What is needed
Report how many lines of the following entries include the string "groups"; respond with the number alone.

Provided data

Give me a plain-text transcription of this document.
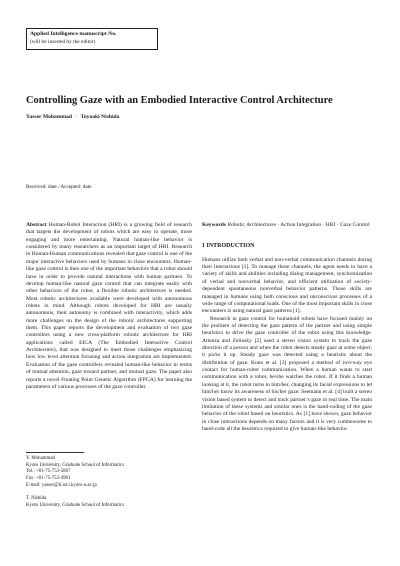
Applied Intelligence manuscript No.
(will be inserted by the editor)
Controlling Gaze with an Embodied Interactive Control Architecture
Yasser Mohammad · Toyoaki Nishida
Received: date / Accepted: date

Abstract Human-Robot Interaction (HRI) is a growing field of research that targets the development of robots which are easy to operate, more engaging and more entertaining. Natural human-like behavior is considered by many researchers as an important target of HRI. Research in Human-Human communications revealed that gaze control is one of the major interactive behaviors used by humans in close encounters. Human-like gaze control is then one of the important behaviors that a robot should have in order to provide natural interactions with human partners. To develop human-like natural gaze control that can integrate easily with other behaviors of the robot, a flexible robotic architecture is needed. Most robotic architectures available were developed with autonomous robots in mind. Although robots developed for HRI are usually autonomous, their autonomy is combined with interactivity, which adds more challenges on the design of the robotic architectures supporting them. This paper reports the development and evaluation of two gaze controllers using a new cross-platform robotic architecture for HRI applications called EICA (The Embodied Interactive Control Architecture), that was designed to meet those challenges emphasizing how low level attention focusing and action integration are implemented. Evaluation of the gaze controllers revealed human-like behavior in terms of mutual attention, gaze toward partner, and mutual gaze. The paper also reports a novel Floating Point Genetic Algorithm (FPGA) for learning the parameters of various processes of the gaze controller.

Keywords Robotic Architectures · Action Integration · HRI · Gaze Control

1 INTRODUCTION

Humans utilize both verbal and non-verbal communication channels during their interactions [1]. To manage these channels, the agent needs to have a variety of skills and abilities including dialog management, synchronization of verbal and nonverbal behavior, and efficient utilization of society-dependent spontaneous nonverbal behavior patterns. Those skills are managed in humans using both conscious and unconscious processes of a wide range of computational loads. One of the most important skills in close encounters is using natural gaze patterns [1].

Research in gaze control for humanoid robots have focused mainly on the problem of detecting the gaze pattern of the partner and using simple heuristics to drive the gaze controller of the robot using this knowledge. Atienza and Zelinsky [2] used a stereo vision system to track the gaze direction of a person and when the robot detects steady gaze at some object, it picks it up. Steady gaze was detected using a heuristic about the distribution of gaze. Kuno et al. [3] proposed a method of two-way eye contact for human-robot communication. When a human wants to start communication with a robot, he/she watches the robot. If it finds a human looking at it, the robot turns to him/her, changing its facial expressions to let him/her know its awareness of his/her gaze. Seemann et al. [4] built a stereo vision based system to detect and track partner’s gaze in real time. The main limitation of these systems and similar ones is the hand-coding of the gaze behavior of the robot based on heuristics. As [1] have shown, gaze behavior in close interactions depends on many factors and it is very cumbersome to hand-code all the heuristics required to give human-like behavior.

Y. Mohammad
Kyoto University, Graduate School of Informatics
Tel.: +81-75-753-5867
Fax: +81-75-753-4961
E-mail: yasser@ii.ist.i.kyoto-u.ac.jp
T. Nishida
Kyoto University, Graduate School of Informatics
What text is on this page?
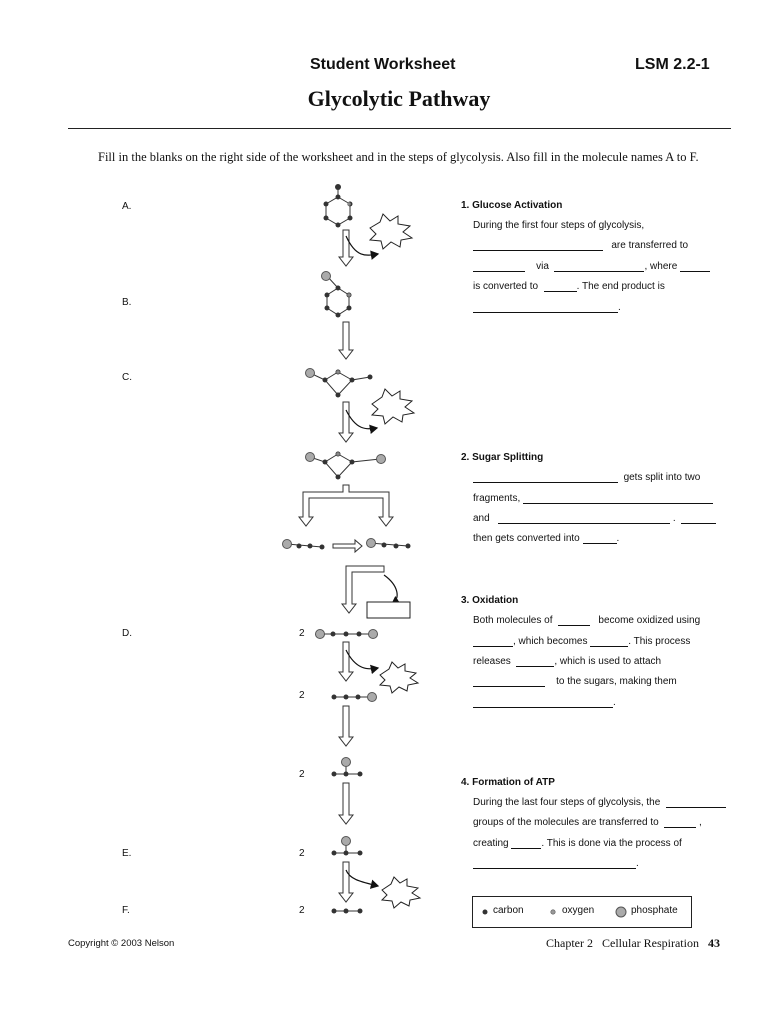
Student Worksheet	LSM 2.2-1
Glycolytic Pathway
Fill in the blanks on the right side of the worksheet and in the steps of glycolysis. Also fill in the molecule names A to F.
A.
B.
C.
D.
E.
F.
2
2
2
2
2
1. Glucose Activation
During the first four steps of glycolysis,
are transferred to
via	, where
is converted to	. The end product is
.
2. Sugar Splitting
gets split into two
fragments,
and	.
then gets converted into	.
3. Oxidation
Both molecules of	become oxidized using
, which becomes	. This process
releases	, which is used to attach
to the sugars, making them
.
4. Formation of ATP
During the last four steps of glycolysis, the
groups of the molecules are transferred to	,
creating	. This is done via the process of
.
carbon	oxygen	phosphate
Copyright © 2003 Nelson	Chapter 2 Cellular Respiration 43
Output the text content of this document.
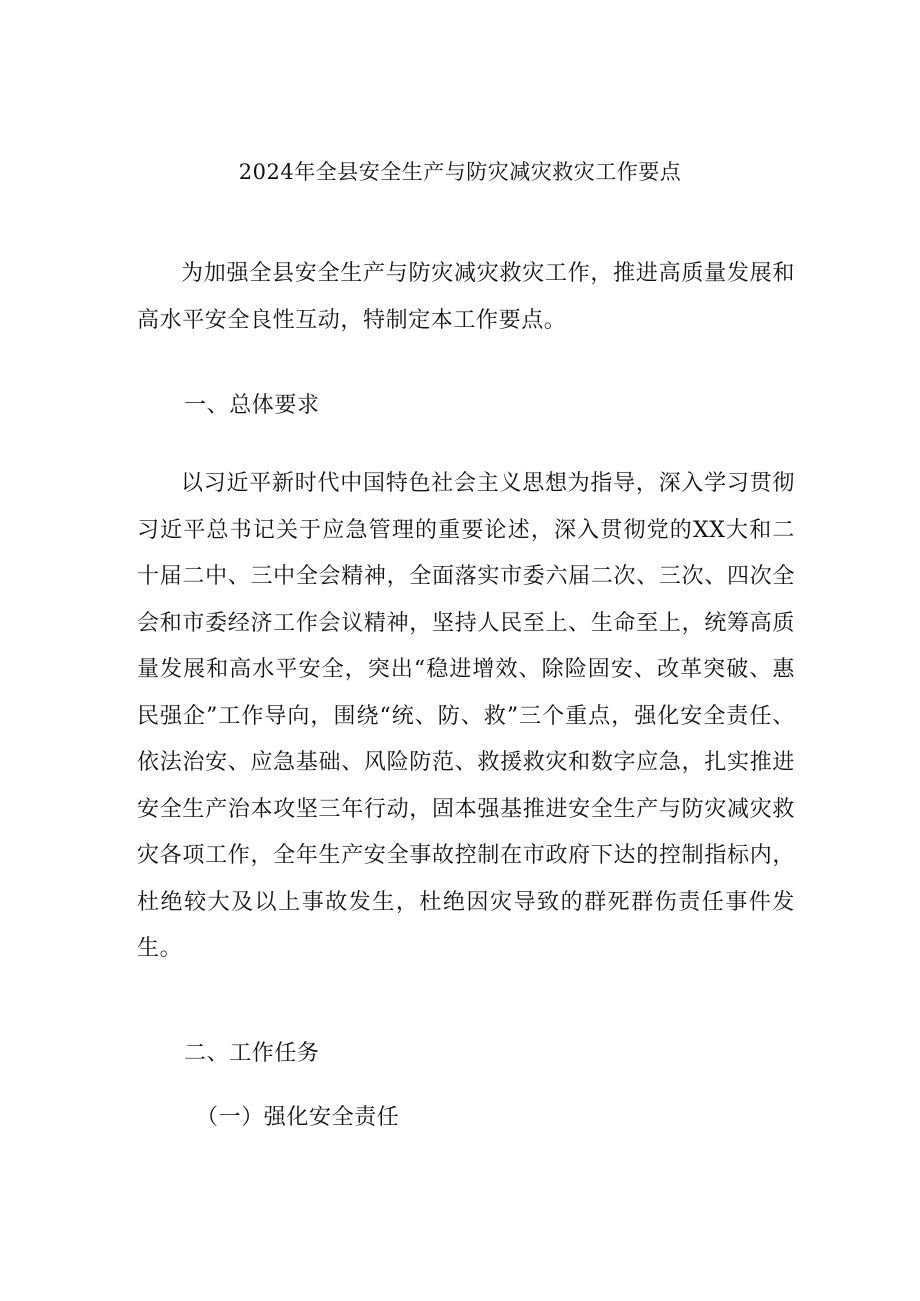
2024年全县安全生产与防灾减灾救灾工作要点

为加强全县安全生产与防灾减灾救灾工作，推进高质量发展和高水平安全良性互动，特制定本工作要点。

一、总体要求

以习近平新时代中国特色社会主义思想为指导，深入学习贯彻习近平总书记关于应急管理的重要论述，深入贯彻党的XX大和二十届二中、三中全会精神，全面落实市委六届二次、三次、四次全会和市委经济工作会议精神，坚持人民至上、生命至上，统筹高质量发展和高水平安全，突出“稳进增效、除险固安、改革突破、惠民强企”工作导向，围绕“统、防、救”三个重点，强化安全责任、依法治安、应急基础、风险防范、救援救灾和数字应急，扎实推进安全生产治本攻坚三年行动，固本强基推进安全生产与防灾减灾救灾各项工作，全年生产安全事故控制在市政府下达的控制指标内，杜绝较大及以上事故发生，杜绝因灾导致的群死群伤责任事件发生。

二、工作任务
（一）强化安全责任
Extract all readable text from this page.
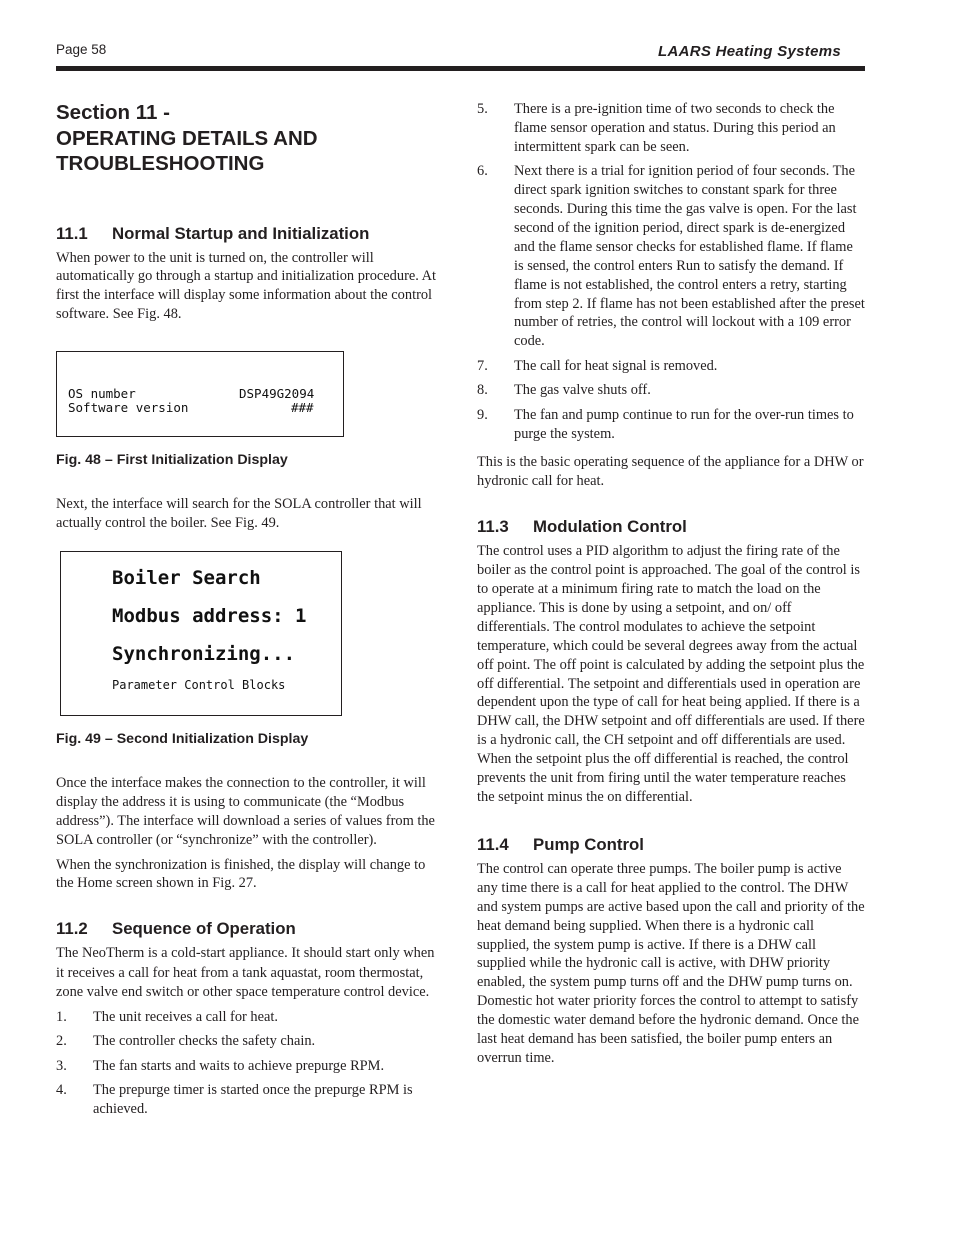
Page 58	LAARS Heating Systems
Section 11 -
OPERATING DETAILS AND
TROUBLESHOOTING
11.1	Normal Startup and Initialization

When power to the unit is turned on, the controller will automatically go through a startup and initialization procedure. At first the interface will display some information about the control software. See Fig. 48.

OS number	DSP49G2094
Software version	###

Fig. 48 – First Initialization Display

Next, the interface will search for the SOLA controller that will actually control the boiler. See Fig. 49.

Boiler Search
Modbus address: 1
Synchronizing...
Parameter Control Blocks

Fig. 49 – Second Initialization Display

Once the interface makes the connection to the controller, it will display the address it is using to communicate (the “Modbus address”). The interface will download a series of values from the SOLA controller (or “synchronize” with the controller).

When the synchronization is finished, the display will change to the Home screen shown in Fig. 27.

11.2	Sequence of Operation

The NeoTherm is a cold-start appliance. It should start only when it receives a call for heat from a tank aquastat, room thermostat, zone valve end switch or other space temperature control device.

1.	The unit receives a call for heat.
2.	The controller checks the safety chain.
3.	The fan starts and waits to achieve prepurge RPM.
4.	The prepurge timer is started once the prepurge RPM is achieved.
5.	There is a pre-ignition time of two seconds to check the flame sensor operation and status. During this period an intermittent spark can be seen.
6.	Next there is a trial for ignition period of four seconds. The direct spark ignition switches to constant spark for three seconds. During this time the gas valve is open. For the last second of the ignition period, direct spark is de-energized and the flame sensor checks for established flame. If flame is sensed, the control enters Run to satisfy the demand. If flame is not established, the control enters a retry, starting from step 2. If flame has not been established after the preset number of retries, the control will lockout with a 109 error code.
7.	The call for heat signal is removed.
8.	The gas valve shuts off.
9.	The fan and pump continue to run for the over-run times to purge the system.

This is the basic operating sequence of the appliance for a DHW or hydronic call for heat.

11.3	Modulation Control

The control uses a PID algorithm to adjust the firing rate of the boiler as the control point is approached. The goal of the control is to operate at a minimum firing rate to match the load on the appliance. This is done by using a setpoint, and on/ off differentials. The control modulates to achieve the setpoint temperature, which could be several degrees away from the actual off point. The off point is calculated by adding the setpoint plus the off differential. The setpoint and differentials used in operation are dependent upon the type of call for heat being applied. If there is a DHW call, the DHW setpoint and off differentials are used. If there is a hydronic call, the CH setpoint and off differentials are used. When the setpoint plus the off differential is reached, the control prevents the unit from firing until the water temperature reaches the setpoint minus the on differential.

11.4	Pump Control

The control can operate three pumps. The boiler pump is active any time there is a call for heat applied to the control. The DHW and system pumps are active based upon the call and priority of the heat demand being supplied. When there is a hydronic call supplied, the system pump is active. If there is a DHW call supplied while the hydronic call is active, with DHW priority enabled, the system pump turns off and the DHW pump turns on. Domestic hot water priority forces the control to attempt to satisfy the domestic water demand before the hydronic demand. Once the last heat demand has been satisfied, the boiler pump enters an overrun time.
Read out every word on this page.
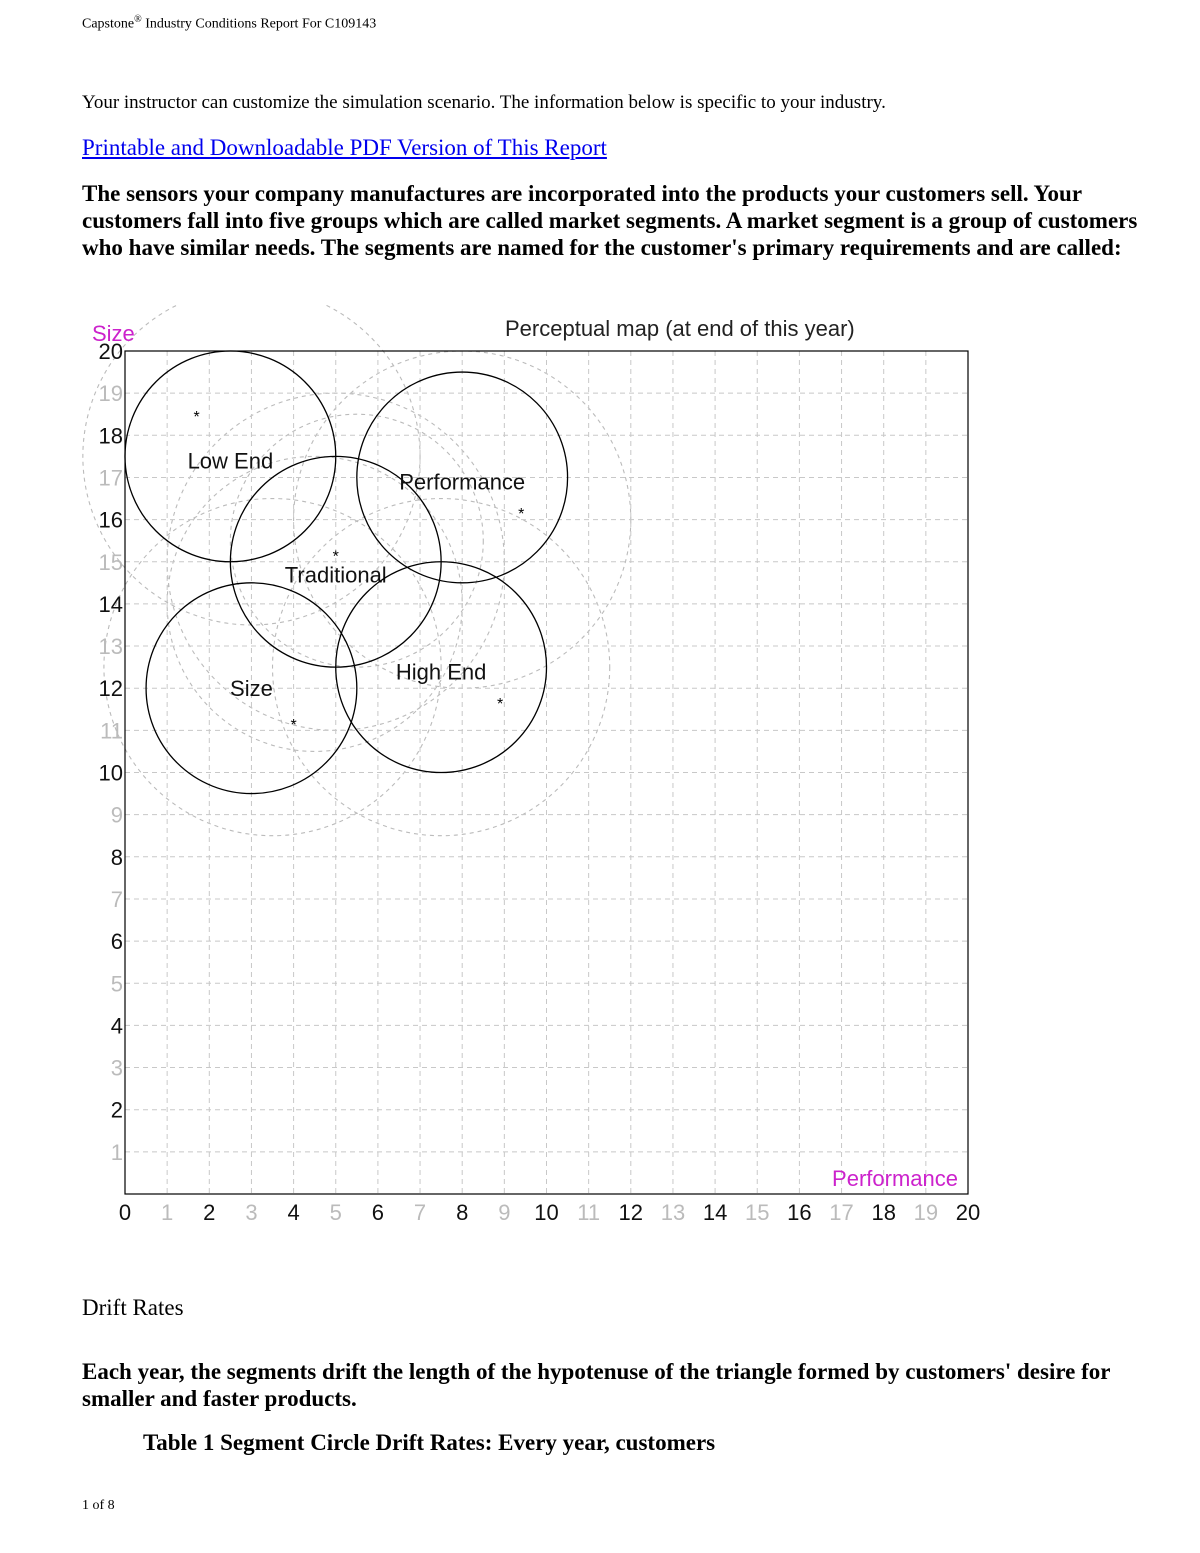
Capstone® Industry Conditions Report For C109143
Your instructor can customize the simulation scenario. The information below is specific to your industry.
Printable and Downloadable PDF Version of This Report
The sensors your company manufactures are incorporated into the products your customers sell. Your customers fall into five groups which are called market segments. A market segment is a group of customers who have similar needs. The segments are named for the customer's primary requirements and are called:
Low End
*
Traditional
*
Performance
*
Size
*
High End
*
0 1 2 3 4 5 6 7 8 9 10 11 12 13 14 15 16 17 18 19 20
1
2
3
4
5
6
7
8
9
10
11
12
13
14
15
16
17
18
19
20
Perceptual map (at end of this year)
Size
Performance
Drift Rates
Each year, the segments drift the length of the hypotenuse of the triangle formed by customers' desire for smaller and faster products.
Table 1 Segment Circle Drift Rates: Every year, customers
1 of 8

Task result
2